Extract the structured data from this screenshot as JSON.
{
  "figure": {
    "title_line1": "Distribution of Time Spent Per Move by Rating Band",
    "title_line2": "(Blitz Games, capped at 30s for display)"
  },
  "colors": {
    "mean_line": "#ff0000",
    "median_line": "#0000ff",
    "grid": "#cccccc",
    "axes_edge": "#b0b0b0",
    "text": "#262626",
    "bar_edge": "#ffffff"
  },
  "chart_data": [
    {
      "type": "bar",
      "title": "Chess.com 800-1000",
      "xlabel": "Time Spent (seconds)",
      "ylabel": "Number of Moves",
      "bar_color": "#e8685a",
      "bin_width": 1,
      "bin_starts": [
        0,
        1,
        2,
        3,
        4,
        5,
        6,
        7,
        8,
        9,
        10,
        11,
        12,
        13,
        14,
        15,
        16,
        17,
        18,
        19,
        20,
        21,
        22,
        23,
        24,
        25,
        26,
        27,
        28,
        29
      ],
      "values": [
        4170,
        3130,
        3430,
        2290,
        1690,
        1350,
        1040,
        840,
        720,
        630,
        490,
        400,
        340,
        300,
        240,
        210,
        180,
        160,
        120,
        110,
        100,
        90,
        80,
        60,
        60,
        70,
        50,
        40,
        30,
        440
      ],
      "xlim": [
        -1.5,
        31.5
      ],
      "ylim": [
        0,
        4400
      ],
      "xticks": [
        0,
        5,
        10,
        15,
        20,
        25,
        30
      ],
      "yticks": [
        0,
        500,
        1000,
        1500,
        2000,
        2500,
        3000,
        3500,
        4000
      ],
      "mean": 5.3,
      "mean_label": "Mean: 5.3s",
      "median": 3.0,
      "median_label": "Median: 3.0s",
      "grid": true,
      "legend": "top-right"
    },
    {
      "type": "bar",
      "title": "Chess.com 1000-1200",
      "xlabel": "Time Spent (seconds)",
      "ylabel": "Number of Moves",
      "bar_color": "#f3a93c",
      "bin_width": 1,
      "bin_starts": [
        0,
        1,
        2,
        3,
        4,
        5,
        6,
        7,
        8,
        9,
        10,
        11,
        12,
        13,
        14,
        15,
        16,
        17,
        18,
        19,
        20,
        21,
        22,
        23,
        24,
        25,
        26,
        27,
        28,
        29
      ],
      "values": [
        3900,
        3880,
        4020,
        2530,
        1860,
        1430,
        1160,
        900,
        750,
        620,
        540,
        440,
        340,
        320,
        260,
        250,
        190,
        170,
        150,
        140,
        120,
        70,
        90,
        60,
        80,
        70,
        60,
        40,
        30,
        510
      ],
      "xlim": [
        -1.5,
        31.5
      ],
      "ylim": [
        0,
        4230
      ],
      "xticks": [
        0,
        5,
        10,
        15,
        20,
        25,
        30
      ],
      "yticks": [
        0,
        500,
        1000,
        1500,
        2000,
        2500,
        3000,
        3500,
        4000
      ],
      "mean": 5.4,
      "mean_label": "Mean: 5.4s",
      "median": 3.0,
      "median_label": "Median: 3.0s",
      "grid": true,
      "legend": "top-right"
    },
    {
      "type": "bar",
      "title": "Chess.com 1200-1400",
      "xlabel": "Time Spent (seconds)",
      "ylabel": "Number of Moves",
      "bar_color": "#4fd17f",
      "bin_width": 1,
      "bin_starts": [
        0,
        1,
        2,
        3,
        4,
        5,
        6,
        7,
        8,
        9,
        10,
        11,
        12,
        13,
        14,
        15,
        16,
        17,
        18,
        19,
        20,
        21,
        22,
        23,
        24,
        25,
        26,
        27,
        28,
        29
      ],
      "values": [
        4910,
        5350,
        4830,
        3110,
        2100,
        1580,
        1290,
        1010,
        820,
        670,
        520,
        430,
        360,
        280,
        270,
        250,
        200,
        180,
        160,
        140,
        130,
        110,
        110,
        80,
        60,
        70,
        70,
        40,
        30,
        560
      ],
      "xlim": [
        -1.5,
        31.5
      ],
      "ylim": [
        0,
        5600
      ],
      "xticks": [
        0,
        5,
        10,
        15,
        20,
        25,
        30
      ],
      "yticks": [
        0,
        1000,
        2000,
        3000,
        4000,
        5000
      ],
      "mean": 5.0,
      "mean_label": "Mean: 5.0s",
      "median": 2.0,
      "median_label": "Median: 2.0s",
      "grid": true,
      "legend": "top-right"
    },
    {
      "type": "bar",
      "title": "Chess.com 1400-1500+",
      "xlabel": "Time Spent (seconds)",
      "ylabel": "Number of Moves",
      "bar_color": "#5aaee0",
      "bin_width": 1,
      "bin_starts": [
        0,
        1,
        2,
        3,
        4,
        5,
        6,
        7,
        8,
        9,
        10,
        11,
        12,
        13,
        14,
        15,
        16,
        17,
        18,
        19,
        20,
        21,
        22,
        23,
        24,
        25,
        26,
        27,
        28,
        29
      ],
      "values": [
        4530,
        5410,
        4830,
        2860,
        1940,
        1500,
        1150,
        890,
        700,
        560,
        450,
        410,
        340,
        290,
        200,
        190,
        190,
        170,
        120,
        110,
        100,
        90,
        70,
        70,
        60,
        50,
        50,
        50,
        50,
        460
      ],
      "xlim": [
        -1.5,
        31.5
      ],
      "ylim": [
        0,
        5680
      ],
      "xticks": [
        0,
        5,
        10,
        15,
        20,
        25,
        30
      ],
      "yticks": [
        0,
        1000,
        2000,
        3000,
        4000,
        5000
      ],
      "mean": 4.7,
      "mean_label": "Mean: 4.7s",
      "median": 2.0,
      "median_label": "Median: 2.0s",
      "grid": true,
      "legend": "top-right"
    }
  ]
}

◆ **WHAT IS BEING ASKED**
The full set of records should be duplicated exactly.

◆ **THE ANSWER**
Extract the structured data from this screenshot as JSON.
{
  "figure": {
    "title_line1": "Distribution of Time Spent Per Move by Rating Band",
    "title_line2": "(Blitz Games, capped at 30s for display)"
  },
  "colors": {
    "mean_line": "#ff0000",
    "median_line": "#0000ff",
    "grid": "#cccccc",
    "axes_edge": "#b0b0b0",
    "text": "#262626",
    "bar_edge": "#ffffff"
  },
  "chart_data": [
    {
      "type": "bar",
      "title": "Chess.com 800-1000",
      "xlabel": "Time Spent (seconds)",
      "ylabel": "Number of Moves",
      "bar_color": "#e8685a",
      "bin_width": 1,
      "bin_starts": [
        0,
        1,
        2,
        3,
        4,
        5,
        6,
        7,
        8,
        9,
        10,
        11,
        12,
        13,
        14,
        15,
        16,
        17,
        18,
        19,
        20,
        21,
        22,
        23,
        24,
        25,
        26,
        27,
        28,
        29
      ],
      "values": [
        4170,
        3130,
        3430,
        2290,
        1690,
        1350,
        1040,
        840,
        720,
        630,
        490,
        400,
        340,
        300,
        240,
        210,
        180,
        160,
        120,
        110,
        100,
        90,
        80,
        60,
        60,
        70,
        50,
        40,
        30,
        440
      ],
      "xlim": [
        -1.5,
        31.5
      ],
      "ylim": [
        0,
        4400
      ],
      "xticks": [
        0,
        5,
        10,
        15,
        20,
        25,
        30
      ],
      "yticks": [
        0,
        500,
        1000,
        1500,
        2000,
        2500,
        3000,
        3500,
        4000
      ],
      "mean": 5.3,
      "mean_label": "Mean: 5.3s",
      "median": 3.0,
      "median_label": "Median: 3.0s",
      "grid": true,
      "legend": "top-right"
    },
    {
      "type": "bar",
      "title": "Chess.com 1000-1200",
      "xlabel": "Time Spent (seconds)",
      "ylabel": "Number of Moves",
      "bar_color": "#f3a93c",
      "bin_width": 1,
      "bin_starts": [
        0,
        1,
        2,
        3,
        4,
        5,
        6,
        7,
        8,
        9,
        10,
        11,
        12,
        13,
        14,
        15,
        16,
        17,
        18,
        19,
        20,
        21,
        22,
        23,
        24,
        25,
        26,
        27,
        28,
        29
      ],
      "values": [
        3900,
        3880,
        4020,
        2530,
        1860,
        1430,
        1160,
        900,
        750,
        620,
        540,
        440,
        340,
        320,
        260,
        250,
        190,
        170,
        150,
        140,
        120,
        70,
        90,
        60,
        80,
        70,
        60,
        40,
        30,
        510
      ],
      "xlim": [
        -1.5,
        31.5
      ],
      "ylim": [
        0,
        4230
      ],
      "xticks": [
        0,
        5,
        10,
        15,
        20,
        25,
        30
      ],
      "yticks": [
        0,
        500,
        1000,
        1500,
        2000,
        2500,
        3000,
        3500,
        4000
      ],
      "mean": 5.4,
      "mean_label": "Mean: 5.4s",
      "median": 3.0,
      "median_label": "Median: 3.0s",
      "grid": true,
      "legend": "top-right"
    },
    {
      "type": "bar",
      "title": "Chess.com 1200-1400",
      "xlabel": "Time Spent (seconds)",
      "ylabel": "Number of Moves",
      "bar_color": "#4fd17f",
      "bin_width": 1,
      "bin_starts": [
        0,
        1,
        2,
        3,
        4,
        5,
        6,
        7,
        8,
        9,
        10,
        11,
        12,
        13,
        14,
        15,
        16,
        17,
        18,
        19,
        20,
        21,
        22,
        23,
        24,
        25,
        26,
        27,
        28,
        29
      ],
      "values": [
        4910,
        5350,
        4830,
        3110,
        2100,
        1580,
        1290,
        1010,
        820,
        670,
        520,
        430,
        360,
        280,
        270,
        250,
        200,
        180,
        160,
        140,
        130,
        110,
        110,
        80,
        60,
        70,
        70,
        40,
        30,
        560
      ],
      "xlim": [
        -1.5,
        31.5
      ],
      "ylim": [
        0,
        5600
      ],
      "xticks": [
        0,
        5,
        10,
        15,
        20,
        25,
        30
      ],
      "yticks": [
        0,
        1000,
        2000,
        3000,
        4000,
        5000
      ],
      "mean": 5.0,
      "mean_label": "Mean: 5.0s",
      "median": 2.0,
      "median_label": "Median: 2.0s",
      "grid": true,
      "legend": "top-right"
    },
    {
      "type": "bar",
      "title": "Chess.com 1400-1500+",
      "xlabel": "Time Spent (seconds)",
      "ylabel": "Number of Moves",
      "bar_color": "#5aaee0",
      "bin_width": 1,
      "bin_starts": [
        0,
        1,
        2,
        3,
        4,
        5,
        6,
        7,
        8,
        9,
        10,
        11,
        12,
        13,
        14,
        15,
        16,
        17,
        18,
        19,
        20,
        21,
        22,
        23,
        24,
        25,
        26,
        27,
        28,
        29
      ],
      "values": [
        4530,
        5410,
        4830,
        2860,
        1940,
        1500,
        1150,
        890,
        700,
        560,
        450,
        410,
        340,
        290,
        200,
        190,
        190,
        170,
        120,
        110,
        100,
        90,
        70,
        70,
        60,
        50,
        50,
        50,
        50,
        460
      ],
      "xlim": [
        -1.5,
        31.5
      ],
      "ylim": [
        0,
        5680
      ],
      "xticks": [
        0,
        5,
        10,
        15,
        20,
        25,
        30
      ],
      "yticks": [
        0,
        1000,
        2000,
        3000,
        4000,
        5000
      ],
      "mean": 4.7,
      "mean_label": "Mean: 4.7s",
      "median": 2.0,
      "median_label": "Median: 2.0s",
      "grid": true,
      "legend": "top-right"
    }
  ]
}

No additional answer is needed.